Scan the listing below and copy every line holding "quero".

PROVIDED DATA:
========

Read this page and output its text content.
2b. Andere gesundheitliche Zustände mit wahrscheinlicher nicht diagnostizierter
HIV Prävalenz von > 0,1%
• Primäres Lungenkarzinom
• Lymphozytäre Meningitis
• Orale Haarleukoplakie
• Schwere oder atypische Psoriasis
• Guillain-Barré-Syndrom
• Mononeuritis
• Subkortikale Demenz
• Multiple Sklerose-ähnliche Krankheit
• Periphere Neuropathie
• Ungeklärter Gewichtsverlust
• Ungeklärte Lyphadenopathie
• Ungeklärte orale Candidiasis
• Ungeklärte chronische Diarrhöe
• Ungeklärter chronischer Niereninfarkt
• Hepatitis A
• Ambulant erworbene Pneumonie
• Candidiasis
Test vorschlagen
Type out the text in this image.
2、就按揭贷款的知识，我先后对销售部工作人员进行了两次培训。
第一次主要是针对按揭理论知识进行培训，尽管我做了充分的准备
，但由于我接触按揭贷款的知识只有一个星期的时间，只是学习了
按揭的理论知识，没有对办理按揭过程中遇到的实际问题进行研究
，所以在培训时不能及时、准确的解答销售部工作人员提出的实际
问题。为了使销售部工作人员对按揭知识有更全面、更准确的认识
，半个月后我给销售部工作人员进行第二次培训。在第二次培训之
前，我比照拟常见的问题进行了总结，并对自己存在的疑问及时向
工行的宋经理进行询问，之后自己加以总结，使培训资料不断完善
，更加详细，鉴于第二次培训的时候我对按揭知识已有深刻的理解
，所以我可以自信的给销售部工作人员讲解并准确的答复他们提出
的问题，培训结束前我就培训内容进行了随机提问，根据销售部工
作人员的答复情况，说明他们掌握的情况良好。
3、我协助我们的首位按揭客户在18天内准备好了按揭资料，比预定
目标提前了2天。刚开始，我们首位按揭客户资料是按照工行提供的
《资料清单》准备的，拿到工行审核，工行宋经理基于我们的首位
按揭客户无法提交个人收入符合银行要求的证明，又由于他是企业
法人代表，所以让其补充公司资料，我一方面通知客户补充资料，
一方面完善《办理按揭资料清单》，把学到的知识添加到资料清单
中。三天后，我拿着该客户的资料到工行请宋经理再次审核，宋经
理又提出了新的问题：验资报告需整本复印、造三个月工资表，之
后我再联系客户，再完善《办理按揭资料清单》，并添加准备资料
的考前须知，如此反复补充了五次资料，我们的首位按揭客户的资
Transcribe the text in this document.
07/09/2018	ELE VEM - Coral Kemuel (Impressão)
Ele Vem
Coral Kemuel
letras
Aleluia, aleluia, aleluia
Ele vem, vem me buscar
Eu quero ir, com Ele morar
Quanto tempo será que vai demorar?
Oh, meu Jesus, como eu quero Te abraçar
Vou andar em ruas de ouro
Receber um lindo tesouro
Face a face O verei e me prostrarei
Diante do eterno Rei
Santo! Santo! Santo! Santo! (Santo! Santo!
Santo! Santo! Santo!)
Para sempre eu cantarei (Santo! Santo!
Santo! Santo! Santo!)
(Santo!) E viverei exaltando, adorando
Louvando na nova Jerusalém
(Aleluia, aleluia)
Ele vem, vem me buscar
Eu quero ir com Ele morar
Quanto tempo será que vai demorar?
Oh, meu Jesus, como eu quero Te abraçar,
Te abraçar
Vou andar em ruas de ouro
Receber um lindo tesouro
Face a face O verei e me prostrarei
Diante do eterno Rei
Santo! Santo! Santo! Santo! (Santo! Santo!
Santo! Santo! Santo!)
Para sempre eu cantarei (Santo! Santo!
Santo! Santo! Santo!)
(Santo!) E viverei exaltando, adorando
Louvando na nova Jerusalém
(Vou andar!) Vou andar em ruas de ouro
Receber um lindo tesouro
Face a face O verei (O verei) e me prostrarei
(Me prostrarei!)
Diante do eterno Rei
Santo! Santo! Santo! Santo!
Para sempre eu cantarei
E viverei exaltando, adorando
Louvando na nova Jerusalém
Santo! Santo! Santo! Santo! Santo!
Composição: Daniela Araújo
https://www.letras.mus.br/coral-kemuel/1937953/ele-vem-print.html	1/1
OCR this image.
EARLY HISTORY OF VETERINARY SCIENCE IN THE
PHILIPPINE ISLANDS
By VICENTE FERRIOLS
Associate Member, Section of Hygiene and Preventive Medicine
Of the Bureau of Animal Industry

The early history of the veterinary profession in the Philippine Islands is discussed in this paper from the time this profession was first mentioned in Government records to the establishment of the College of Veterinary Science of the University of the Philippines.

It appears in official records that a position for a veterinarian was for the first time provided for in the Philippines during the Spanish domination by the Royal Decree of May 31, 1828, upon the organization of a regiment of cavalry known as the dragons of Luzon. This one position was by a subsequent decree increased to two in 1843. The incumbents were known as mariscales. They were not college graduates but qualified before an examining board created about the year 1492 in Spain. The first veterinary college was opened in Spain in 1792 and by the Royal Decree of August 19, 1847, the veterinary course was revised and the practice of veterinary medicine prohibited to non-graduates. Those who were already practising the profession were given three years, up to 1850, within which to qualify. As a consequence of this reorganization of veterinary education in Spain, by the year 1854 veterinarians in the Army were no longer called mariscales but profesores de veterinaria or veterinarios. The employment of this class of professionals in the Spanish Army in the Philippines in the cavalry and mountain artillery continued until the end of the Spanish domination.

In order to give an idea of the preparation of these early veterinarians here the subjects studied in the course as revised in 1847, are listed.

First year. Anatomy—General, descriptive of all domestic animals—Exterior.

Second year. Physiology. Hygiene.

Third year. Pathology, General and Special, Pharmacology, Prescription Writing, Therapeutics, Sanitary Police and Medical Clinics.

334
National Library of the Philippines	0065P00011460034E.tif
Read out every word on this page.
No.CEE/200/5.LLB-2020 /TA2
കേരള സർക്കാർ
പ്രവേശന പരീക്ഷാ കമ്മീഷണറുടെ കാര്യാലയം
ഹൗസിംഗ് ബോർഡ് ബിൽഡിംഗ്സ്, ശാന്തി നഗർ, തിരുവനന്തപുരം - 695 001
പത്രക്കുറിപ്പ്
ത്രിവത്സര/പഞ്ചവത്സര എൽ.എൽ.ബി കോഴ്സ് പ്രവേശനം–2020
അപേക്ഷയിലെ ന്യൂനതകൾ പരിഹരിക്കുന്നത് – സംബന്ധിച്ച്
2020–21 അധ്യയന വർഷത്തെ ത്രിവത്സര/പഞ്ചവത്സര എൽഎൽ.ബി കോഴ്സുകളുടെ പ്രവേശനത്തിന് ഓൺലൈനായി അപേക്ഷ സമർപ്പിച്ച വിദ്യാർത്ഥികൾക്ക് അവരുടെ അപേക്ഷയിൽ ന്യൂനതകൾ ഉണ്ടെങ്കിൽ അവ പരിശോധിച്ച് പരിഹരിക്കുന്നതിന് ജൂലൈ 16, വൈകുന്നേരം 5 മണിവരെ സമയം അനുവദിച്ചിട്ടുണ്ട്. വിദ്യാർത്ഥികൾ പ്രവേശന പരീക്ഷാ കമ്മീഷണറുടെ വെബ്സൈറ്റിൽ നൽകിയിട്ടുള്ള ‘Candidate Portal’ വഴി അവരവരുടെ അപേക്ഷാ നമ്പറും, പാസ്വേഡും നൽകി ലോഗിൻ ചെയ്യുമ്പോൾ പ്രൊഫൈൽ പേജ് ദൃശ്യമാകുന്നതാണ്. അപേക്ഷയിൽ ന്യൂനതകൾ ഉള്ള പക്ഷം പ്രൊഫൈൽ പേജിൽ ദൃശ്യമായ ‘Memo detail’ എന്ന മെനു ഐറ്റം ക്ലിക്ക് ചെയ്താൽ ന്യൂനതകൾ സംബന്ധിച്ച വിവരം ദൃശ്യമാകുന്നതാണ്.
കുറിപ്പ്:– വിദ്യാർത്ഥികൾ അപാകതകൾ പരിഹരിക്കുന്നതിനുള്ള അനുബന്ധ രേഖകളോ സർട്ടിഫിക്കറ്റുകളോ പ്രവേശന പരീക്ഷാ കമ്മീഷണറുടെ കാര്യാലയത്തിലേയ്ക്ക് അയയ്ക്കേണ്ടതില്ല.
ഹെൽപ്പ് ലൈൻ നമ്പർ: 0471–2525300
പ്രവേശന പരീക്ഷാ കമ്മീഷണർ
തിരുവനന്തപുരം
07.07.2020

========

THE RESPONSE:
Eu quero ir, com Ele morar
Oh, meu Jesus, como eu quero Te abraçar
Eu quero ir com Ele morar
Oh, meu Jesus, como eu quero Te abraçar,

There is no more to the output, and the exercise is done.